Which lines hold the word "diesem"? Show each of them.

## RECORDS TO PROCESS
______

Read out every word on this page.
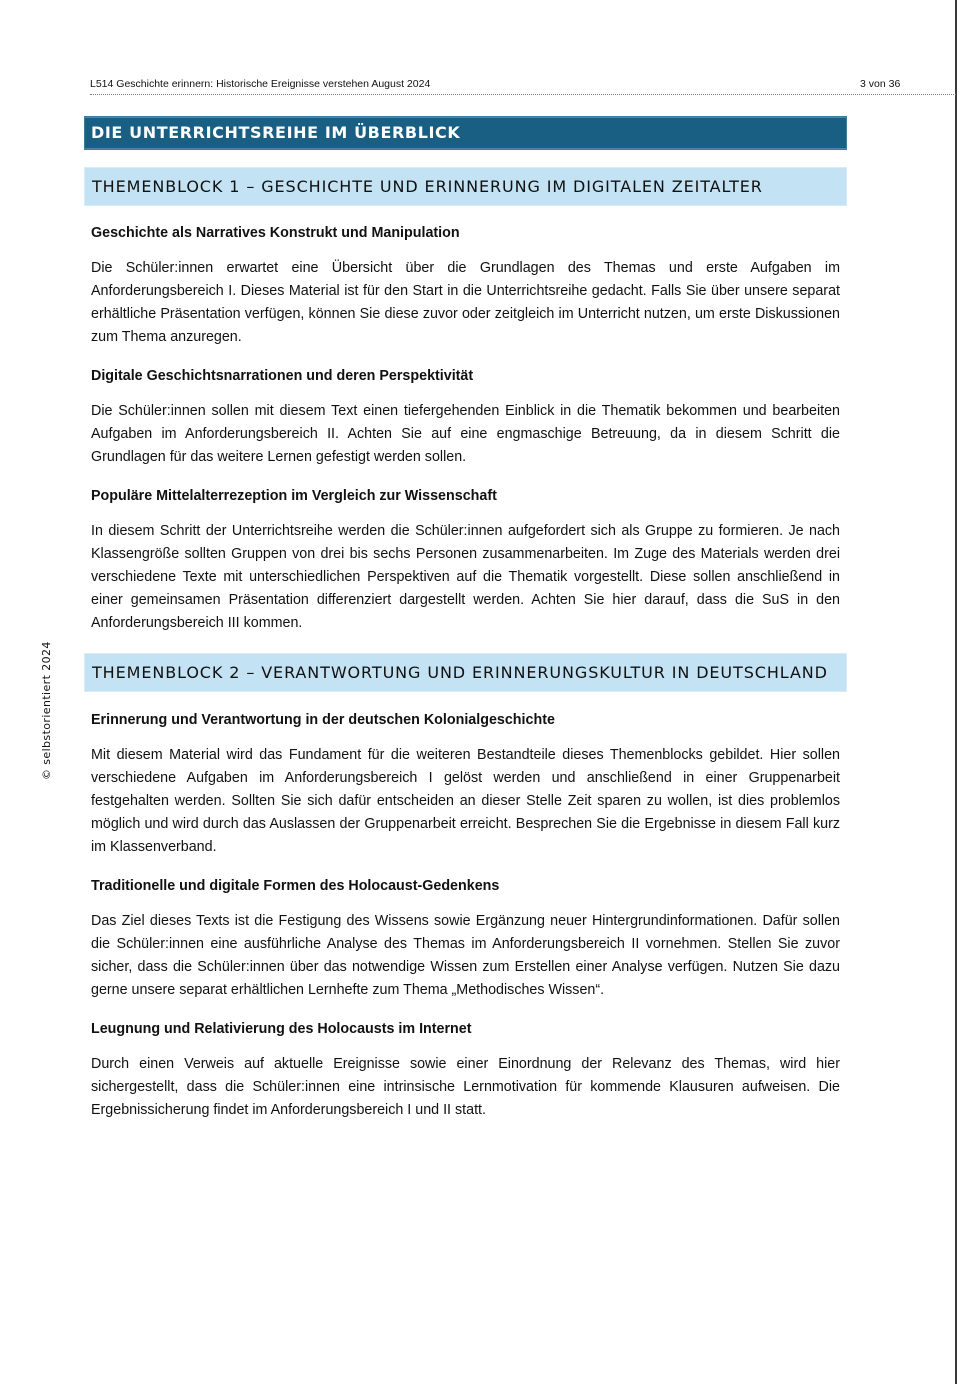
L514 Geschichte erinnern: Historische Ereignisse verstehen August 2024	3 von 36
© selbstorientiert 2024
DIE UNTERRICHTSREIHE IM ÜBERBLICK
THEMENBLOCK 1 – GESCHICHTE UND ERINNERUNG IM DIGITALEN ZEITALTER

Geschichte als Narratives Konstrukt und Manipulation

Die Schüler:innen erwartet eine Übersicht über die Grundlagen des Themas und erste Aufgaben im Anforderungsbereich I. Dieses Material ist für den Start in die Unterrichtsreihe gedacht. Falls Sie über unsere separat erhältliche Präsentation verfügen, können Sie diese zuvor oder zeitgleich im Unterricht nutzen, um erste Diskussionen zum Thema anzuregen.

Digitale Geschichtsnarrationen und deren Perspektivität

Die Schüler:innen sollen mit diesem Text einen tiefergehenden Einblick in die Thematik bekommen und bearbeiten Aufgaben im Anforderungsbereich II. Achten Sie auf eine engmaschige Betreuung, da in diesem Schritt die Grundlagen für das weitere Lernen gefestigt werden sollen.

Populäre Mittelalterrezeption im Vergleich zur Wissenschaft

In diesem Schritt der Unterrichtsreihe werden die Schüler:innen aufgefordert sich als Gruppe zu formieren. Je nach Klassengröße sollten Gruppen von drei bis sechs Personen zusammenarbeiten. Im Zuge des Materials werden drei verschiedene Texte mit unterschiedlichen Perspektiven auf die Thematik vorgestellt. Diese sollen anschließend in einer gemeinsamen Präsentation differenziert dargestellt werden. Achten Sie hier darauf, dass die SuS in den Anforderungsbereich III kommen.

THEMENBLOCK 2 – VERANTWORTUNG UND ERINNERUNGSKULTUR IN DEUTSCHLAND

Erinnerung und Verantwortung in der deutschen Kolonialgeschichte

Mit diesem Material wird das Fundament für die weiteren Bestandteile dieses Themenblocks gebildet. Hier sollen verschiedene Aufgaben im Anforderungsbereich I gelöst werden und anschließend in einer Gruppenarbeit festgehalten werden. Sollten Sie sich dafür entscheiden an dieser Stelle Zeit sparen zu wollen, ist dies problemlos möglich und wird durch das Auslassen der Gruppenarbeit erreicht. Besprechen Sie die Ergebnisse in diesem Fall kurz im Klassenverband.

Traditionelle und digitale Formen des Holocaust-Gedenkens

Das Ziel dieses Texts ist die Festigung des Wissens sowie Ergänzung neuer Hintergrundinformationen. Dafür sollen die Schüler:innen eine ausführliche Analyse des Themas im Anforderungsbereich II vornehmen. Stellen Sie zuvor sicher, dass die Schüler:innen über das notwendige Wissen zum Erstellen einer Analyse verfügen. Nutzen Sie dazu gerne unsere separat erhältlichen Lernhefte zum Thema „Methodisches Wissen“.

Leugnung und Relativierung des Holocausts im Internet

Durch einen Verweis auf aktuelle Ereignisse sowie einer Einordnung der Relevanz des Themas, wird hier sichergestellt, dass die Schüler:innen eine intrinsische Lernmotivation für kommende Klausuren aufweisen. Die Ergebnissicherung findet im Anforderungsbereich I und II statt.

______

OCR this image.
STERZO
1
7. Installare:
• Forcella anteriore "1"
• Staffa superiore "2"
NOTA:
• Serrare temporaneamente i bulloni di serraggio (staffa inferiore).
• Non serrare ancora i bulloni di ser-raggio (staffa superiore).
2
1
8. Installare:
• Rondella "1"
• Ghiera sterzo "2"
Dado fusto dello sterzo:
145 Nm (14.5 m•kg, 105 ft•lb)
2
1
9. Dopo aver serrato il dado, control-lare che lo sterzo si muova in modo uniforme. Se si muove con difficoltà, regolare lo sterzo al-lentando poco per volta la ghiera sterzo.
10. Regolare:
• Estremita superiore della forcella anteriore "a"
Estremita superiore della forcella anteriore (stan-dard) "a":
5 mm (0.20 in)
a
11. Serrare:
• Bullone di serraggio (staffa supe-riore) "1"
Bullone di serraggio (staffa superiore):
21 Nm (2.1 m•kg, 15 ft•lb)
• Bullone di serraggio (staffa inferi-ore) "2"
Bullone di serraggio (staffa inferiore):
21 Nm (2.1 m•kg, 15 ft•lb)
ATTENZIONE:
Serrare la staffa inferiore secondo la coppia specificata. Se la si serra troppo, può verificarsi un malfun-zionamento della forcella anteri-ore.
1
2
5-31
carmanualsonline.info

______

## EXERCISE SOLUTION
Die Schüler:innen sollen mit diesem Text einen tiefergehenden Einblick in die Thematik bekommen und bearbeiten Aufgaben im Anforderungsbereich II. Achten Sie auf eine engmaschige Betreuung, da in diesem Schritt die Grundlagen für das weitere Lernen gefestigt werden sollen.
In diesem Schritt der Unterrichtsreihe werden die Schüler:innen aufgefordert sich als Gruppe zu formieren. Je nach Klassengröße sollten Gruppen von drei bis sechs Personen zusammenarbeiten. Im Zuge des Materials werden drei verschiedene Texte mit unterschiedlichen Perspektiven auf die Thematik vorgestellt. Diese sollen anschließend in einer gemeinsamen Präsentation differenziert dargestellt werden. Achten Sie hier darauf, dass die SuS in den Anforderungsbereich III kommen.
Mit diesem Material wird das Fundament für die weiteren Bestandteile dieses Themenblocks gebildet. Hier sollen verschiedene Aufgaben im Anforderungsbereich I gelöst werden und anschließend in einer Gruppenarbeit festgehalten werden. Sollten Sie sich dafür entscheiden an dieser Stelle Zeit sparen zu wollen, ist dies problemlos möglich und wird durch das Auslassen der Gruppenarbeit erreicht. Besprechen Sie die Ergebnisse in diesem Fall kurz im Klassenverband.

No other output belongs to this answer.